§ **Actions to take**
1. Please list every person's name that appears in the chunker discussion.
2. Pick up the chunker discussion again, writing what comes after its final sentence.

§ **Source text**

□ □ □

I have redone the chunker a bit as JO said, have put ball bearings behind the disc as support, and a support on both sides of the knife.
It cuts the wood better now, but makes very small pieces, it looks like it breaks the pieces, the wood is dry so I do not know if I can make it cut better?
How thick is the blade metal? I’ve wondered if I could use part of a propane tank for my blade or if that’s too thin.
Beautiful! I like it very much! Happy chunking!
I made a blade out of a 4mm (0.16 ") sheet, I think Wayne had it in his chunker.
When you cut dry boards, do they look like mine too, look like it is crushing the wood?
That’s how my dry wood looks most of the time, but if you rotated it 90° some of it will shear better. The grain direction seems to make a big difference on how my chunker cuts
Thanks for the answer Marcus, yes I also noticed that they cut better sometimes when I turned the piece 90 degrees
Sing a little song to yourself:
Dry wood I will saw.
Wet and sap filled wood I can shear.
Proof?
Take a good pair of long handled pruning loppers. Go out and do brush and trees thinning pruning. Much, much harder to lop the dry, dead branches versus the live green branches.
Break/bend your lopper handles. Ruin your lopper jaws alignments.
Cuss and swear at yourself a lot.
Mutter, " I am so stupid." Down buying a new set of loppers.
Do: Living and Learning.
Steve Unruh
Thanks Steve, I could not help but laugh a little to myself.
Jan, l think you will see this is the best possible wood you can have!
I chunked last night and left the wood outside to get some moisture on it. Yes chunked a lot easier, I can’t wait to get some actual green wood to try. I have found my chunker can lop a pine 2x4 that is dry, I think I’ll be able to chunk some pretty large green stuff. I think a lot of my slivers/small chunks are from being dry the wood fractures so much it can fall apart. So with damp wood yesterday I chunked everything a little bigger and got a lot less slivers. I screen it all as well and less then half a bag of the fines from 12 bags of chunks. Where before I filled a trashcan probably close to 6 bags of fines from 16 bags of chunks
I like that your design required you to have the angle iron frame over the top of the cutter. Something to grab if you slipped forward. I worry about Marcus every time I see his chunking videos.

□ □ □

§ **Supplied entries**
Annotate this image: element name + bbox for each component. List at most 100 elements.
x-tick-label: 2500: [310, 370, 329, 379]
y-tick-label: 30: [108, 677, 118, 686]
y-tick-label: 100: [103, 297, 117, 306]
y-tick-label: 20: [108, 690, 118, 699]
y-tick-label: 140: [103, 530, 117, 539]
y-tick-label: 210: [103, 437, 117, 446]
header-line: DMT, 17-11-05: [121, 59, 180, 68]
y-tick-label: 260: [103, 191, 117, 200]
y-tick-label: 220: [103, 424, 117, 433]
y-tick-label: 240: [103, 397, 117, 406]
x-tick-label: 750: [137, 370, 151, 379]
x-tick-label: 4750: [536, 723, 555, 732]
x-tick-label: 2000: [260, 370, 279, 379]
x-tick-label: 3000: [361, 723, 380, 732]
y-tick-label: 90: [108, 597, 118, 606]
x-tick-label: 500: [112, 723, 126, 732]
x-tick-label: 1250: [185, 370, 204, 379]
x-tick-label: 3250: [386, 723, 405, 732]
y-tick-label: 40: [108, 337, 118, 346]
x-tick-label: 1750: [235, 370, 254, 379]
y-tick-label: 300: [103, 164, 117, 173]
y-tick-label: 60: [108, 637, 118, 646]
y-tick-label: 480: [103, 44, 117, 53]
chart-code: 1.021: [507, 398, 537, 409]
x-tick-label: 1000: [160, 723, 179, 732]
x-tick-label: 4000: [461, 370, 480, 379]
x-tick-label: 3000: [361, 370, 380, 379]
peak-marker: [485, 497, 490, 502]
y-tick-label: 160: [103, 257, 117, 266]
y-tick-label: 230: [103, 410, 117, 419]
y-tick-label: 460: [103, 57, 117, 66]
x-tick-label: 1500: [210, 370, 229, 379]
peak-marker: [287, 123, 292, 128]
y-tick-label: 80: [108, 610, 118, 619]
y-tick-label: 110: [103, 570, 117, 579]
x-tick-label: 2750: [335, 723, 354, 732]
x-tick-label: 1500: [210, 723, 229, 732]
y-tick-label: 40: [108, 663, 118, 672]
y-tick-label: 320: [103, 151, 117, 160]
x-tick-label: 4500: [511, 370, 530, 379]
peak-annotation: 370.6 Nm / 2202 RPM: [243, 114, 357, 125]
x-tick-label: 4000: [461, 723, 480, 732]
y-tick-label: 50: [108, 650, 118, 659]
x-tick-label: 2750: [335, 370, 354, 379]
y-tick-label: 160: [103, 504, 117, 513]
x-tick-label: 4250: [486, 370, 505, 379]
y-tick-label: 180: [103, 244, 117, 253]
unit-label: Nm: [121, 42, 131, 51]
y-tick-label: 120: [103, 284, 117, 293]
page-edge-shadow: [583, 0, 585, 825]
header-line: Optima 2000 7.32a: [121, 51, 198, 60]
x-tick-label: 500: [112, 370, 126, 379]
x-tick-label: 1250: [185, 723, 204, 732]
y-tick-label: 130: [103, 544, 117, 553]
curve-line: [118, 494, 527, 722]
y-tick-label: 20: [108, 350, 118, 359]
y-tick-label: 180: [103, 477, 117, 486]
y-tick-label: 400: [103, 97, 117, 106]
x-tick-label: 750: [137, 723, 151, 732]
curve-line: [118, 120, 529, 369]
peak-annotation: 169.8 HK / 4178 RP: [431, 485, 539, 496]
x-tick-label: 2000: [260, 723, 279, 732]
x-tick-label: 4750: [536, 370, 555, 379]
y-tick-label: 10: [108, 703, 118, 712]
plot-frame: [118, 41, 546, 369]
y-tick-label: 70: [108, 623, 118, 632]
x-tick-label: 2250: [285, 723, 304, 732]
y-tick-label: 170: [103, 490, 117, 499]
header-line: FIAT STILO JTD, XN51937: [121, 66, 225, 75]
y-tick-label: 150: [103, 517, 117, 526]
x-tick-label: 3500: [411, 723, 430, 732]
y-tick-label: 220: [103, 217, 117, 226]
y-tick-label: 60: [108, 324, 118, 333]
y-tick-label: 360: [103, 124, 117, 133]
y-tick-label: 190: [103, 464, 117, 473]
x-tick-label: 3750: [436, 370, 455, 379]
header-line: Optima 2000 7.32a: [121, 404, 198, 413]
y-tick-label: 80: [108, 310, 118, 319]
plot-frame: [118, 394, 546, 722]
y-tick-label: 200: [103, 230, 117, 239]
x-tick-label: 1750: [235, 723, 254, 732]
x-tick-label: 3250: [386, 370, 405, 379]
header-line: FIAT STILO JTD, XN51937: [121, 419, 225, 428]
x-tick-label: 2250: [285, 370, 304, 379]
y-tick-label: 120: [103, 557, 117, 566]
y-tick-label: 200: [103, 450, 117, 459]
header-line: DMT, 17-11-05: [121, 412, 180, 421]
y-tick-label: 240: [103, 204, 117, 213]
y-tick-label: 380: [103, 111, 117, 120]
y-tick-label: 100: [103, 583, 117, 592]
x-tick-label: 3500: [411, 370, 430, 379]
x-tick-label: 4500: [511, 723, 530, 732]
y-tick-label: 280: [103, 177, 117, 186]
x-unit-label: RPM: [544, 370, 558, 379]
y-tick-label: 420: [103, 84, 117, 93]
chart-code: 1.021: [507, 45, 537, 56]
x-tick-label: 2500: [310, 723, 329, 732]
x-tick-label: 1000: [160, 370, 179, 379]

□ □ □

§ **Answers to the exercise**
1. JO, Wayne, Marcus, Steve Unruh (also called Steve), Jan

2.
Haha thanks for the concern Tom, it’s going to get some safety’s and some other changes soon, just need to fix my ammo box first
I hope so, but wondering if it will not be a bridge
Marcus, I have always used a big scoop shovel and tried not to shovel to the bottom very hard to do ,and ending up with fines in my wood mix.
Jakob told me to use a 5 or 6 prong hay fork to shovel the wood up with. The fines fall through. Watch Wayne’s video on this when he is chunking wood and moving the wood into a pile. It is now my new way to do it. Any smaller wood that falls out becomes charcoal in my retort.
If us northerns do this we are consider lazy by skipping some steps, but when the southerns do it, it’s being efficient. Lol
Bob
Very satisfying chunking video Jan. As always with chunking videos, I just had to watch it over and over again. There’s nothing like wood porn.
Haha! Bob, that’s funny
Oh, and @KristijanL ! I saw your mustache pop up. You’ve been quiet for a while. How’s the covid situation progressing at your house?
Just chunk them a little longer for some bigger pieces mixed in.
Bob
Back a decade ago I was at APL in Berkeley CA to work on their Olathe disk chipper. Once I got i running, we put a 2"x10" pine plank into it. Out put was small and a lot of tooth pick like splinters. The dried lumber would break into many pieces even though I sharpened the hard knives and shimmed the anvil to be very close to the knives.
Chipping wood that had more moisture in it worked better. Green wood worked very nice. The green wood cut so much nicer that it was what was desired to be used.